Task to complete:
Locate the lines that hold the string "внимание". Copy every such line.
##### Material for this task
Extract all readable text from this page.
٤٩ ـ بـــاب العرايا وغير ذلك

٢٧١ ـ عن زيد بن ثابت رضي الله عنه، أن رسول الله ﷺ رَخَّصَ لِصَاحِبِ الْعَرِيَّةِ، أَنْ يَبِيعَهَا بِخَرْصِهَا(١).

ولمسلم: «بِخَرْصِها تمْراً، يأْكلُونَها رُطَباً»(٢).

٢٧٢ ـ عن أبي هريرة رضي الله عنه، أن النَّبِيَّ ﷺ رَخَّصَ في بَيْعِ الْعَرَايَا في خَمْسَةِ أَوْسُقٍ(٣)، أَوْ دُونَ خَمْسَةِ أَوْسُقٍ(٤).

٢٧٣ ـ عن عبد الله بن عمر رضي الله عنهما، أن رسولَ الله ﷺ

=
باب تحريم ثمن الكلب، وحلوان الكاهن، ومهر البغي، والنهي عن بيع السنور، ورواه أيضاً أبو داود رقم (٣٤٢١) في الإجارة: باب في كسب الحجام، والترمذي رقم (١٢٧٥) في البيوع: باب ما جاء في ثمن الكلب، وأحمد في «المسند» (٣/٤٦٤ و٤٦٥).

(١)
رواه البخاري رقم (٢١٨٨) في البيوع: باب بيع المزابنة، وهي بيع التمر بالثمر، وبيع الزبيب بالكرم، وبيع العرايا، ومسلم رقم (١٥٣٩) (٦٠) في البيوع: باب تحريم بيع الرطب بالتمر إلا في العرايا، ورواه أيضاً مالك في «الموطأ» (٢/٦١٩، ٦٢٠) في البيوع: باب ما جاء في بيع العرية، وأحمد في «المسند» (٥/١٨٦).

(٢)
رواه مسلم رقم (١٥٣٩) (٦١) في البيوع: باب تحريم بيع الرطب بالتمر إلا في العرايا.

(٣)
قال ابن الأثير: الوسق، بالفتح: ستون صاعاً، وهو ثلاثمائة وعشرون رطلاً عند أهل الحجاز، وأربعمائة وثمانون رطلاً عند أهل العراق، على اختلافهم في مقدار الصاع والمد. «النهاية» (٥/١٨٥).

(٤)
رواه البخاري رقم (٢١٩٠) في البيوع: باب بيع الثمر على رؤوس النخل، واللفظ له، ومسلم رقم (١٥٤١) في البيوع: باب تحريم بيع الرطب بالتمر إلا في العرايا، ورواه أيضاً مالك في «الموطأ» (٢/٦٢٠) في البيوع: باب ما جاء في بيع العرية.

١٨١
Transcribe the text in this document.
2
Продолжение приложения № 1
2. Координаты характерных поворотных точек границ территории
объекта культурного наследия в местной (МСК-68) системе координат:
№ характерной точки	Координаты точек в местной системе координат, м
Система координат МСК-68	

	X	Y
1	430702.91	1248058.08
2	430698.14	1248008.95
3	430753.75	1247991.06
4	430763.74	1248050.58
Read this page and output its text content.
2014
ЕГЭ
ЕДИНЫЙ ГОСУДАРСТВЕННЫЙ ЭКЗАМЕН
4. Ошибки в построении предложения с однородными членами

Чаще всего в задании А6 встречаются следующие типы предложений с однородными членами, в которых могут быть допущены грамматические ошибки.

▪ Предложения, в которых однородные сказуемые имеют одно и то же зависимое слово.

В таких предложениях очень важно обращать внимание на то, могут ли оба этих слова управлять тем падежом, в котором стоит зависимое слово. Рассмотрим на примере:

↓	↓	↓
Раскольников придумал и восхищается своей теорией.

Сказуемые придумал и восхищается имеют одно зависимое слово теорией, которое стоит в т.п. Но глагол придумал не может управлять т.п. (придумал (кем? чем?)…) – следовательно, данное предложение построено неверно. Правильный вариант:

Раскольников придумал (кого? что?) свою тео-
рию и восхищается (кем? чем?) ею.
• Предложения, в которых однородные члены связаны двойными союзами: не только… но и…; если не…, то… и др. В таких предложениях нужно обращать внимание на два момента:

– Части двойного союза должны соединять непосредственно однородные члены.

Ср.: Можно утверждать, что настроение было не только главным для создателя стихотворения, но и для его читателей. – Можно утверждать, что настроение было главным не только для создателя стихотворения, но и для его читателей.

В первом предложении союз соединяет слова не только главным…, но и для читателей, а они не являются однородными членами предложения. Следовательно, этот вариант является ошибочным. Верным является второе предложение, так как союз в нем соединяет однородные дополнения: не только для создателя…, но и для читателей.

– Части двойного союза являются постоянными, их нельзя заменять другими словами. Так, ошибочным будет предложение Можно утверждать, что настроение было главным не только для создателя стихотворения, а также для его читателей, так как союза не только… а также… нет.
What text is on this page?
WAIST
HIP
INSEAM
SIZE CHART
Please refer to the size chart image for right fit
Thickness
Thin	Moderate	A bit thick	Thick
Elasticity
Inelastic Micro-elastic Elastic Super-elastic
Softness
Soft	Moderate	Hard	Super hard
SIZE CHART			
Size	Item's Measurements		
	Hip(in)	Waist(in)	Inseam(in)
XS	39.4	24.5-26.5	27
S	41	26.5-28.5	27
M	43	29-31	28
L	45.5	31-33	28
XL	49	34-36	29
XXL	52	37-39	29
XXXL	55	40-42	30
##########
Solution to this task:
В таких предложениях очень важно обращать внимание на то, могут ли оба этих слова управлять тем падежом, в котором стоит зависимое слово. Рассмотрим на примере:
• Предложения, в которых однородные члены связаны двойными союзами: не только… но и…; если не…, то… и др. В таких предложениях нужно обращать внимание на два момента:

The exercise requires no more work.